▶ _REQUIREMENTS_: Please transcribe the listing below in full and word for word, without its pictures.

# # # #

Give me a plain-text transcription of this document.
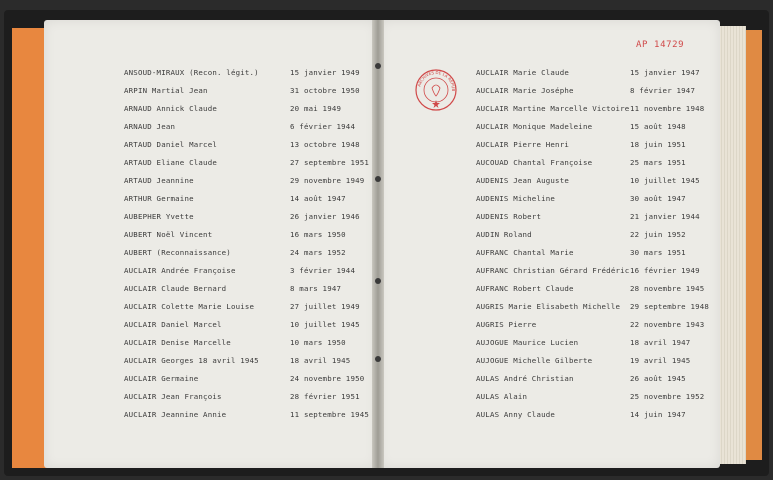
AP 14729
ARCHIVES DE LA REPUB
ANSOUD-MIRAUX (Recon. légit.)	15 janvier 1949
ARPIN Martial Jean	31 octobre 1950
ARNAUD Annick Claude	20 mai 1949
ARNAUD Jean	6 février 1944
ARTAUD Daniel Marcel	13 octobre 1948
ARTAUD Eliane Claude	27 septembre 1951
ARTAUD Jeannine	29 novembre 1949
ARTHUR Germaine	14 août 1947
AUBEPHER Yvette	26 janvier 1946
AUBERT Noël Vincent	16 mars 1950
AUBERT (Reconnaissance)	24 mars 1952
AUCLAIR Andrée Françoise	3 février 1944
AUCLAIR Claude Bernard	8 mars 1947
AUCLAIR Colette Marie Louise	27 juillet 1949
AUCLAIR Daniel Marcel	10 juillet 1945
AUCLAIR Denise Marcelle	10 mars 1950
AUCLAIR Georges 18 avril 1945	18 avril 1945
AUCLAIR Germaine	24 novembre 1950
AUCLAIR Jean François	28 février 1951
AUCLAIR Jeannine Annie	11 septembre 1945
AUCLAIR Marie Claude	15 janvier 1947
AUCLAIR Marie Joséphe	8 février 1947
AUCLAIR Martine Marcelle Victoire 11 novembre 1948
AUCLAIR Monique Madeleine	15 août 1948
AUCLAIR Pierre Henri	18 juin 1951
AUCOUAD Chantal Françoise	25 mars 1951
AUDENIS Jean Auguste	10 juillet 1945
AUDENIS Micheline	30 août 1947
AUDENIS Robert	21 janvier 1944
AUDIN Roland	22 juin 1952
AUFRANC Chantal Marie	30 mars 1951
AUFRANC Christian Gérard Frédéric 16 février 1949
AUFRANC Robert Claude	28 novembre 1945
AUGRIS Marie Elisabeth Michelle 29 septembre 1948
AUGRIS Pierre	22 novembre 1943
AUJOGUE Maurice Lucien	18 avril 1947
AUJOGUE Michelle Gilberte	19 avril 1945
AULAS André Christian	26 août 1945
AULAS Alain	25 novembre 1952
AULAS Anny Claude	14 juin 1947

# # # #

▶ _RESPONSE TO THIS EXERCISE_:
Give me a plain-text transcription of this document.
AP 14729
ARCHIVES DE LA REPUB
ANSOUD-MIRAUX (Recon. légit.)	15 janvier 1949
ARPIN Martial Jean	31 octobre 1950
ARNAUD Annick Claude	20 mai 1949
ARNAUD Jean	6 février 1944
ARTAUD Daniel Marcel	13 octobre 1948
ARTAUD Eliane Claude	27 septembre 1951
ARTAUD Jeannine	29 novembre 1949
ARTHUR Germaine	14 août 1947
AUBEPHER Yvette	26 janvier 1946
AUBERT Noël Vincent	16 mars 1950
AUBERT (Reconnaissance)	24 mars 1952
AUCLAIR Andrée Françoise	3 février 1944
AUCLAIR Claude Bernard	8 mars 1947
AUCLAIR Colette Marie Louise	27 juillet 1949
AUCLAIR Daniel Marcel	10 juillet 1945
AUCLAIR Denise Marcelle	10 mars 1950
AUCLAIR Georges 18 avril 1945	18 avril 1945
AUCLAIR Germaine	24 novembre 1950
AUCLAIR Jean François	28 février 1951
AUCLAIR Jeannine Annie	11 septembre 1945
AUCLAIR Marie Claude	15 janvier 1947
AUCLAIR Marie Joséphe	8 février 1947
AUCLAIR Martine Marcelle Victoire 11 novembre 1948
AUCLAIR Monique Madeleine	15 août 1948
AUCLAIR Pierre Henri	18 juin 1951
AUCOUAD Chantal Françoise	25 mars 1951
AUDENIS Jean Auguste	10 juillet 1945
AUDENIS Micheline	30 août 1947
AUDENIS Robert	21 janvier 1944
AUDIN Roland	22 juin 1952
AUFRANC Chantal Marie	30 mars 1951
AUFRANC Christian Gérard Frédéric 16 février 1949
AUFRANC Robert Claude	28 novembre 1945
AUGRIS Marie Elisabeth Michelle 29 septembre 1948
AUGRIS Pierre	22 novembre 1943
AUJOGUE Maurice Lucien	18 avril 1947
AUJOGUE Michelle Gilberte	19 avril 1945
AULAS André Christian	26 août 1945
AULAS Alain	25 novembre 1952
AULAS Anny Claude	14 juin 1947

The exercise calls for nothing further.